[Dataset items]

★ ★ ★ ★ ★

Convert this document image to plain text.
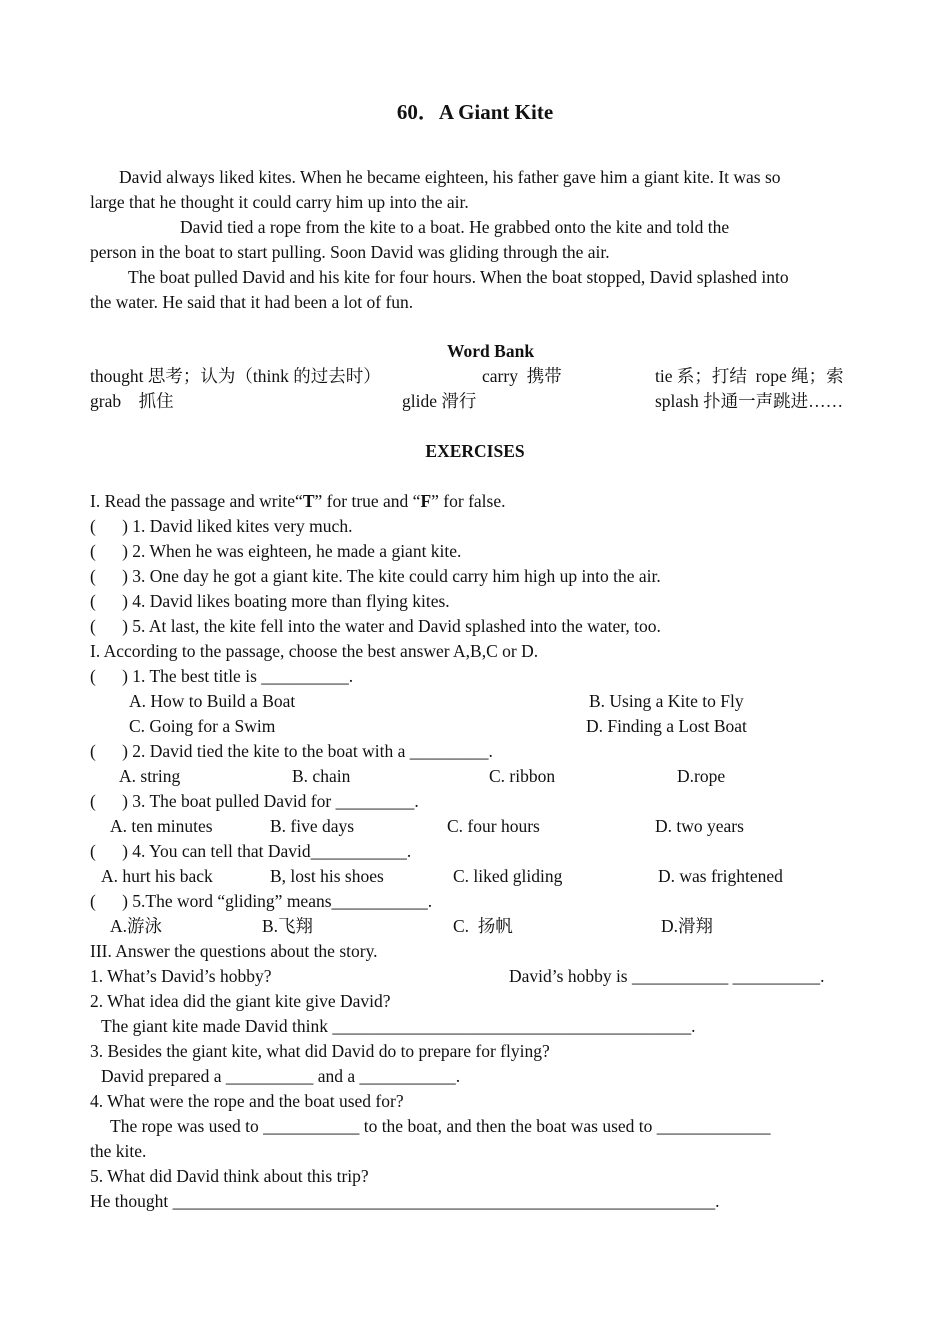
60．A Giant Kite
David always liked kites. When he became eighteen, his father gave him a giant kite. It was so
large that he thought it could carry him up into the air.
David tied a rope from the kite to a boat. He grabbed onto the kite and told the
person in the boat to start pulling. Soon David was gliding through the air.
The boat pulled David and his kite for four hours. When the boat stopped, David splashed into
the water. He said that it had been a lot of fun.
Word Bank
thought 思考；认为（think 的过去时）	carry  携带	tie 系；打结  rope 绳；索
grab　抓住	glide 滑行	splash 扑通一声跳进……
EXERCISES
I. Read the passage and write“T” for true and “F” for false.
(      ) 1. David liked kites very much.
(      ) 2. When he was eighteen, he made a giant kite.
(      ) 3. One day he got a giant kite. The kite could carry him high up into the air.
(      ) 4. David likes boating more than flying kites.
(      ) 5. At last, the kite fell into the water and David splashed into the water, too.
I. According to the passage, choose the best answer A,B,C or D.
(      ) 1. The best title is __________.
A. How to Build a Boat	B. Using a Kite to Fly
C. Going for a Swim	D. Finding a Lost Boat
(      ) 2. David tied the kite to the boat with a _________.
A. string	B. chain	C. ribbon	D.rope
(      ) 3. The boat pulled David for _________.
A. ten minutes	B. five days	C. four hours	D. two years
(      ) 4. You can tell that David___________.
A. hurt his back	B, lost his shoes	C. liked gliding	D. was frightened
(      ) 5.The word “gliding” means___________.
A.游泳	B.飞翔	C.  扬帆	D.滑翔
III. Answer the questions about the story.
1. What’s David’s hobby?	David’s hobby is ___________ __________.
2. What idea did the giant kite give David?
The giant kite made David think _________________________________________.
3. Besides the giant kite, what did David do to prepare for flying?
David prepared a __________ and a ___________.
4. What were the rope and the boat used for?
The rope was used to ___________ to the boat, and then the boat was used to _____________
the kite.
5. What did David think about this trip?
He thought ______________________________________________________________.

★ ★ ★ ★ ★

Extract the full listing above verbatim; pictures are to be left out of the copy.

● Correct result:
Convert this document image to plain text.
60．A Giant Kite
David always liked kites. When he became eighteen, his father gave him a giant kite. It was so
large that he thought it could carry him up into the air.
David tied a rope from the kite to a boat. He grabbed onto the kite and told the
person in the boat to start pulling. Soon David was gliding through the air.
The boat pulled David and his kite for four hours. When the boat stopped, David splashed into
the water. He said that it had been a lot of fun.
Word Bank
thought 思考；认为（think 的过去时）	carry  携带	tie 系；打结  rope 绳；索
grab　抓住	glide 滑行	splash 扑通一声跳进……
EXERCISES
I. Read the passage and write“T” for true and “F” for false.
(      ) 1. David liked kites very much.
(      ) 2. When he was eighteen, he made a giant kite.
(      ) 3. One day he got a giant kite. The kite could carry him high up into the air.
(      ) 4. David likes boating more than flying kites.
(      ) 5. At last, the kite fell into the water and David splashed into the water, too.
I. According to the passage, choose the best answer A,B,C or D.
(      ) 1. The best title is __________.
A. How to Build a Boat	B. Using a Kite to Fly
C. Going for a Swim	D. Finding a Lost Boat
(      ) 2. David tied the kite to the boat with a _________.
A. string	B. chain	C. ribbon	D.rope
(      ) 3. The boat pulled David for _________.
A. ten minutes	B. five days	C. four hours	D. two years
(      ) 4. You can tell that David___________.
A. hurt his back	B, lost his shoes	C. liked gliding	D. was frightened
(      ) 5.The word “gliding” means___________.
A.游泳	B.飞翔	C.  扬帆	D.滑翔
III. Answer the questions about the story.
1. What’s David’s hobby?	David’s hobby is ___________ __________.
2. What idea did the giant kite give David?
The giant kite made David think _________________________________________.
3. Besides the giant kite, what did David do to prepare for flying?
David prepared a __________ and a ___________.
4. What were the rope and the boat used for?
The rope was used to ___________ to the boat, and then the boat was used to _____________
the kite.
5. What did David think about this trip?
He thought ______________________________________________________________.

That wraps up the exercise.